Find every line in the records below that holds the word "formirovanie" and copy it.

Collected data

# # #

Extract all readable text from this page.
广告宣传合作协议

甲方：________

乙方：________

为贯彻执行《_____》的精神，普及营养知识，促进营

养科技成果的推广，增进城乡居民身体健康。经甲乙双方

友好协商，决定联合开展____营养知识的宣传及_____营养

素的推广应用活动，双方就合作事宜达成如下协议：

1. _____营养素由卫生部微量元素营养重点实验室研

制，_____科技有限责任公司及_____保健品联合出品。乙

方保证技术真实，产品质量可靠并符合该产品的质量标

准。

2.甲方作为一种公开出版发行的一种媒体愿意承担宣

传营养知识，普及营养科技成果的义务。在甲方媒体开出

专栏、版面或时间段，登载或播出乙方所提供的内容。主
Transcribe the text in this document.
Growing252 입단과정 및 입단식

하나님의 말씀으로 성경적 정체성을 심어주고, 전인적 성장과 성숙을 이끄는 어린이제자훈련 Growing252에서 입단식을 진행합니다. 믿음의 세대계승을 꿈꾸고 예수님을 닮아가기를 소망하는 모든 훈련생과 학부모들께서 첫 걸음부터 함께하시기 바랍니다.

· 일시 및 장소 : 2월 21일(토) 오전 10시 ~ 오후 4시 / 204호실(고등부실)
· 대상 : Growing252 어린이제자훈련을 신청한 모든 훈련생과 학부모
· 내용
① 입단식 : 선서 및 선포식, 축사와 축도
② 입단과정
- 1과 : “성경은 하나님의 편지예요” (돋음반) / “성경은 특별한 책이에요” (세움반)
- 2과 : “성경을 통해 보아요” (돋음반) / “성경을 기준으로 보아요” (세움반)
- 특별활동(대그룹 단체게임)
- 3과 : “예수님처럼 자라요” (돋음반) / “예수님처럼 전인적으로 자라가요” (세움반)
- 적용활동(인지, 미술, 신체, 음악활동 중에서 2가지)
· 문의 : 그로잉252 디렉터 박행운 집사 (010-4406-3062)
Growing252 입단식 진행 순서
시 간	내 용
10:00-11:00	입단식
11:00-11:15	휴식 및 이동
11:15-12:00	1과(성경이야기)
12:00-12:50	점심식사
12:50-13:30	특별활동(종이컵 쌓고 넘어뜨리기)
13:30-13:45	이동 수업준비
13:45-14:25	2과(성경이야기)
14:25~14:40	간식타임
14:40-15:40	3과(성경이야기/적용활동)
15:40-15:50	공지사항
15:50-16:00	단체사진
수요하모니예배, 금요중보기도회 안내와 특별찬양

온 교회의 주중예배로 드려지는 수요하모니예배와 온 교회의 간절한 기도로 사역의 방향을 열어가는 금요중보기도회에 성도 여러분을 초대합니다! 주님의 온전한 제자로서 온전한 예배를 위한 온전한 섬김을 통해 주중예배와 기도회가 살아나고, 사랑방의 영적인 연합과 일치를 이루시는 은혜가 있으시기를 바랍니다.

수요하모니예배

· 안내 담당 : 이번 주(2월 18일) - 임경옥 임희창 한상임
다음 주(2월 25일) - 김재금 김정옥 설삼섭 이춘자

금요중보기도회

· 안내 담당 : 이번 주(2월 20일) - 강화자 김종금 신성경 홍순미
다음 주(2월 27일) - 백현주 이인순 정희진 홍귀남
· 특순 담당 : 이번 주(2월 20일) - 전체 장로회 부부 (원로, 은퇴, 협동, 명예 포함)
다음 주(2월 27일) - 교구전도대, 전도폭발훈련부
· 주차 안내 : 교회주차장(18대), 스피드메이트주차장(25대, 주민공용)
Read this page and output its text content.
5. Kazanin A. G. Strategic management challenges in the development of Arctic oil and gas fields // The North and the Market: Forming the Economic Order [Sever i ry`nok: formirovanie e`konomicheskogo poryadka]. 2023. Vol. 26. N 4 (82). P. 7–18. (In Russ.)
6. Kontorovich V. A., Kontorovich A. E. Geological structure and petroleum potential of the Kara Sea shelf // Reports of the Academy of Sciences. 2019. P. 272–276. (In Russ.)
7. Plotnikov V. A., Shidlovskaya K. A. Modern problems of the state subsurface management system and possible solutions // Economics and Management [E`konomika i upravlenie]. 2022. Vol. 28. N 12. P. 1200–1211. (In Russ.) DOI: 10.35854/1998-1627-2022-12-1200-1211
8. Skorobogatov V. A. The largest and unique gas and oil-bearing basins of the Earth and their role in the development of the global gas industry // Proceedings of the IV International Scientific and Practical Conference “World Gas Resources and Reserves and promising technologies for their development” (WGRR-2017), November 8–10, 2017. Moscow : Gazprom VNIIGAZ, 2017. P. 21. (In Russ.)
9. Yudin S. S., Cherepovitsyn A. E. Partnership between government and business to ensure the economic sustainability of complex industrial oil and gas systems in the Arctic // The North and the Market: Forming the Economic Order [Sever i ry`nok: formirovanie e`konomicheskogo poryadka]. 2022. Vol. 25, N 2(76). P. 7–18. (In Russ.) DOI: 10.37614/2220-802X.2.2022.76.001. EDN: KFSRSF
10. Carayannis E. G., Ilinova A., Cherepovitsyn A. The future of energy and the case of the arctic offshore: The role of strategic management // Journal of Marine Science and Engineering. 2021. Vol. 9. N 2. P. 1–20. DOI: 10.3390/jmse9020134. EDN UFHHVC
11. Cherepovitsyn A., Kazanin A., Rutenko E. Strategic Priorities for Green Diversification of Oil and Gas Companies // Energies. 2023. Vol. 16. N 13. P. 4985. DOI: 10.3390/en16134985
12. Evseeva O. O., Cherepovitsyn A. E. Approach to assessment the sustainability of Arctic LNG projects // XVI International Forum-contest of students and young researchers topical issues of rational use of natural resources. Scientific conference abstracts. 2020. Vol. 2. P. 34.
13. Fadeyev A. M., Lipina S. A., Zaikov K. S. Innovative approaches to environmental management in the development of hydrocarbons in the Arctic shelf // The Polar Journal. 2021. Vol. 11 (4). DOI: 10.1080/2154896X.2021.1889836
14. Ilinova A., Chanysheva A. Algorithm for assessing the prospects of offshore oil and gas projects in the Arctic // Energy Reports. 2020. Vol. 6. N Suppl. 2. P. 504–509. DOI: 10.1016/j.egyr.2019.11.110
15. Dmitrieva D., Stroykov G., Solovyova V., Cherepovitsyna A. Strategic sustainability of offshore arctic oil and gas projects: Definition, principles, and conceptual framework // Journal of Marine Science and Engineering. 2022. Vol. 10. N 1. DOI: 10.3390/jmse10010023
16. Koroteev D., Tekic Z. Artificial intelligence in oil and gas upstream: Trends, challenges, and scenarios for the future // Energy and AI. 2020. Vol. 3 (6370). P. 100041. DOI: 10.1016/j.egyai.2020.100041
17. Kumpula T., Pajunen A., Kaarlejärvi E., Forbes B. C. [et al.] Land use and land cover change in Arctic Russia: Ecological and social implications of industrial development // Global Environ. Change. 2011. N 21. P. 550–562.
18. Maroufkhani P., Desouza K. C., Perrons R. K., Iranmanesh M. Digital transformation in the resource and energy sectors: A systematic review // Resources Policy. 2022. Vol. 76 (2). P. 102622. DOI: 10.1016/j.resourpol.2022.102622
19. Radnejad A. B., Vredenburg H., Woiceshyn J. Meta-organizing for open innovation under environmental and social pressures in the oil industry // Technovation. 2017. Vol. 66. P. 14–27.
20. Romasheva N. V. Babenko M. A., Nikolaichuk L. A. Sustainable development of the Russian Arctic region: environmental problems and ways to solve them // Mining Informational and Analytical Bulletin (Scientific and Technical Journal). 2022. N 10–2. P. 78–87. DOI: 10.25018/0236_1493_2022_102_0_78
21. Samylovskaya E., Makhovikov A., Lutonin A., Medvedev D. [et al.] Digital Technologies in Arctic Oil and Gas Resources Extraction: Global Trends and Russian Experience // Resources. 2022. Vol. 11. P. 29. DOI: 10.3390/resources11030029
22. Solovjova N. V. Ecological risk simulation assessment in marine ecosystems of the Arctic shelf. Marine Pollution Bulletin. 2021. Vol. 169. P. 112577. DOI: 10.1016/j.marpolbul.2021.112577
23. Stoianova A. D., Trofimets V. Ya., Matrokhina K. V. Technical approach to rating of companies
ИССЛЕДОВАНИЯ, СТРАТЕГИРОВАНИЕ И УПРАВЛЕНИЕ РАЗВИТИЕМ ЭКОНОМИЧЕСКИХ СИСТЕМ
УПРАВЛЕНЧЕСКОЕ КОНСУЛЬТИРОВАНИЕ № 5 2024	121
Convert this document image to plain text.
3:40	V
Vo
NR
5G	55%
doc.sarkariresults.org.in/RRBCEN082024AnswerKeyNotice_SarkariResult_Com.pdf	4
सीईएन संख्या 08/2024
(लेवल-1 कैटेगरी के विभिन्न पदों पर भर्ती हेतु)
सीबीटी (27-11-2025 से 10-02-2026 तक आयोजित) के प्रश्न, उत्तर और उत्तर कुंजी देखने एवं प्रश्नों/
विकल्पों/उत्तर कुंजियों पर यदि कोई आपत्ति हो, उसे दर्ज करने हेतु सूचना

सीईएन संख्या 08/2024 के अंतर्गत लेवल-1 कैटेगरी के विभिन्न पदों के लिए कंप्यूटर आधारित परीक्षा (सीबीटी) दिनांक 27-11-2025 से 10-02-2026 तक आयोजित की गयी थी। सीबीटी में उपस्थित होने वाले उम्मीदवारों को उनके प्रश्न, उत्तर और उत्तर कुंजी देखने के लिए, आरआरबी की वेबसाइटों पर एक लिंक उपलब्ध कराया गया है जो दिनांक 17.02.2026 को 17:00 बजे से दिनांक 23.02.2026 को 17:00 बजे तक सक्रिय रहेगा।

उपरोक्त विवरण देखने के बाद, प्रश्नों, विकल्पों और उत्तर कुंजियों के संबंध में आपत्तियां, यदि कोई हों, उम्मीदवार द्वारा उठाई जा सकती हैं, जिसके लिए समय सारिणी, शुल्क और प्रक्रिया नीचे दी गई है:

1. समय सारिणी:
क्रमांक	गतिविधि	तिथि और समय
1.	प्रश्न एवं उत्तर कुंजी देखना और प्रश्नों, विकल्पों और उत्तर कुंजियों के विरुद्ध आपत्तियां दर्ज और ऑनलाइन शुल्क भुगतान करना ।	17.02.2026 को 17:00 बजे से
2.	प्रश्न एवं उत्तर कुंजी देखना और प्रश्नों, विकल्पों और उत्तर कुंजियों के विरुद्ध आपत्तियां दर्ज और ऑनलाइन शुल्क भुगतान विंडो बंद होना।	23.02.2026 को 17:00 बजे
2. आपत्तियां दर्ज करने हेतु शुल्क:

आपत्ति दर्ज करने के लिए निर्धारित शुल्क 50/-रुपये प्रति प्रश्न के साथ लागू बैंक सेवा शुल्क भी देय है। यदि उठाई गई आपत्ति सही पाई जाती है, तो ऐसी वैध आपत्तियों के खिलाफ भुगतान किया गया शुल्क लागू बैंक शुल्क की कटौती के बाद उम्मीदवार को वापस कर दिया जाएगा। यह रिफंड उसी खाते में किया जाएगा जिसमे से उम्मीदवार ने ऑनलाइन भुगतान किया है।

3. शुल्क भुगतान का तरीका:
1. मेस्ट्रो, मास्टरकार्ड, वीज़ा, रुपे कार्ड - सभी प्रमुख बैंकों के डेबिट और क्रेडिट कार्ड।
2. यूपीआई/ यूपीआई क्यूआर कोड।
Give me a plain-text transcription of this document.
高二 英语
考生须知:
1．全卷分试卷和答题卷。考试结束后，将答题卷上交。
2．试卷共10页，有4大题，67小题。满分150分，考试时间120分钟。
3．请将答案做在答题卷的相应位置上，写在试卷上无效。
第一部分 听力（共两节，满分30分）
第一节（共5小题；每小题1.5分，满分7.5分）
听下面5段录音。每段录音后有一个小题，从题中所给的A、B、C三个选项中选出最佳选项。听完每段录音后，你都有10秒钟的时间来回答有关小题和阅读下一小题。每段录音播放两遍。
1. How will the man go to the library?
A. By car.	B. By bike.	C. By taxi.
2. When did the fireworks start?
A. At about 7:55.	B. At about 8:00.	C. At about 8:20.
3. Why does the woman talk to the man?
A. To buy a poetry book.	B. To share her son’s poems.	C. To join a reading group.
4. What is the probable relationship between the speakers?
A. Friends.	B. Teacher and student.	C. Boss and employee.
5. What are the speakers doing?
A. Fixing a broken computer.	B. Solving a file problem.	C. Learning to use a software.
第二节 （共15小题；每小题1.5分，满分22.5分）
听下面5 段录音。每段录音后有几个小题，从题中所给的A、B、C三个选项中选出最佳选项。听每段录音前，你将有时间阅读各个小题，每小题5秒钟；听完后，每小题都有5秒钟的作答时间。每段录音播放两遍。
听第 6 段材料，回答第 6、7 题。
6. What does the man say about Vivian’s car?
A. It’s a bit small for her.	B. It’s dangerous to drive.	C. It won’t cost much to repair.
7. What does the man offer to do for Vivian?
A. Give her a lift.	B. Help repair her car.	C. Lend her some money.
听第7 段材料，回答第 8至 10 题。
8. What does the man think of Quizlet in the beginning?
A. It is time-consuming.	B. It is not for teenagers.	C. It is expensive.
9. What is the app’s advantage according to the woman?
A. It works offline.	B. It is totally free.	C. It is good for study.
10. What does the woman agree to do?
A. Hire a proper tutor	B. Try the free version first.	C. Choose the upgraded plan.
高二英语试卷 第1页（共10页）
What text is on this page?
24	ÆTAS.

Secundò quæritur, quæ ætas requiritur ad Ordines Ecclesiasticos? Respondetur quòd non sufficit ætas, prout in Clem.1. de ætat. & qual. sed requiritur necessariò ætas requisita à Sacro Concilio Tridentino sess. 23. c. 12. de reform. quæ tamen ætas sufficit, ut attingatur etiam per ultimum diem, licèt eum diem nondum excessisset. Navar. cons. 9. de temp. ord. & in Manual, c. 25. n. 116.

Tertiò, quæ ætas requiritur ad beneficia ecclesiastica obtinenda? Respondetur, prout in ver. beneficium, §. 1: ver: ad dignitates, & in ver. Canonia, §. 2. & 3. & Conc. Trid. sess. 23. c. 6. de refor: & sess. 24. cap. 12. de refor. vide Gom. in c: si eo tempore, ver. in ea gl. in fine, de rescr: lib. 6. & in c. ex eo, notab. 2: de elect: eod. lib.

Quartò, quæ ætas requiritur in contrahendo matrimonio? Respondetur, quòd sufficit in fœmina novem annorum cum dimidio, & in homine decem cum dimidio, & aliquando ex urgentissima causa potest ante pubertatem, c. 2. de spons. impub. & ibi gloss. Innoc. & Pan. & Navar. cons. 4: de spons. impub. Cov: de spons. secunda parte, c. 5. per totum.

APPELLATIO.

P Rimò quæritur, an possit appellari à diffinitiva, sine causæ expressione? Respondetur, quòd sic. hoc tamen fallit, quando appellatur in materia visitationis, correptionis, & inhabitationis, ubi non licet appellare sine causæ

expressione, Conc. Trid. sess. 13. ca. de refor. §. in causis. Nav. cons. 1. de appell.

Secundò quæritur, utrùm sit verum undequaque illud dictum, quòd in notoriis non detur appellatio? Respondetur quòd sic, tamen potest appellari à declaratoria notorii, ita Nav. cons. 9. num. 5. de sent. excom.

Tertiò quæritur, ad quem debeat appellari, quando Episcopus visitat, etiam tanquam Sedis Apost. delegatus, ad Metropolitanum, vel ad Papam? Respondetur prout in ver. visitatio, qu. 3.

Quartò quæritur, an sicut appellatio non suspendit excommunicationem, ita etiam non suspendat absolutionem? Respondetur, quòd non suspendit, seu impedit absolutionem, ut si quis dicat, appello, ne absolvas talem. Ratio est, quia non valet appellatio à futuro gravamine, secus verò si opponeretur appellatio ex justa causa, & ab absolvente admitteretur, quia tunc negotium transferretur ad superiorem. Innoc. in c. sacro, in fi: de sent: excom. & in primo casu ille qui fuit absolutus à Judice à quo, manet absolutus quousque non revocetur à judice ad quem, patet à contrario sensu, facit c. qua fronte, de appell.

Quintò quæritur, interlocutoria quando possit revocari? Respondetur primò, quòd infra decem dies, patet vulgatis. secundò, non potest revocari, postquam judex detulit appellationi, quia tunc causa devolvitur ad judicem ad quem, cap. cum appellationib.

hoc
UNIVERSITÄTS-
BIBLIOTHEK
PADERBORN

# # #

Full solution:
5. Kazanin A. G. Strategic management challenges in the development of Arctic oil and gas fields // The North and the Market: Forming the Economic Order [Sever i ry`nok: formirovanie e`konomicheskogo poryadka]. 2023. Vol. 26. N 4 (82). P. 7–18. (In Russ.)
9. Yudin S. S., Cherepovitsyn A. E. Partnership between government and business to ensure the economic sustainability of complex industrial oil and gas systems in the Arctic // The North and the Market: Forming the Economic Order [Sever i ry`nok: formirovanie e`konomicheskogo poryadka]. 2022. Vol. 25, N 2(76). P. 7–18. (In Russ.) DOI: 10.37614/2220-802X.2.2022.76.001. EDN: KFSRSF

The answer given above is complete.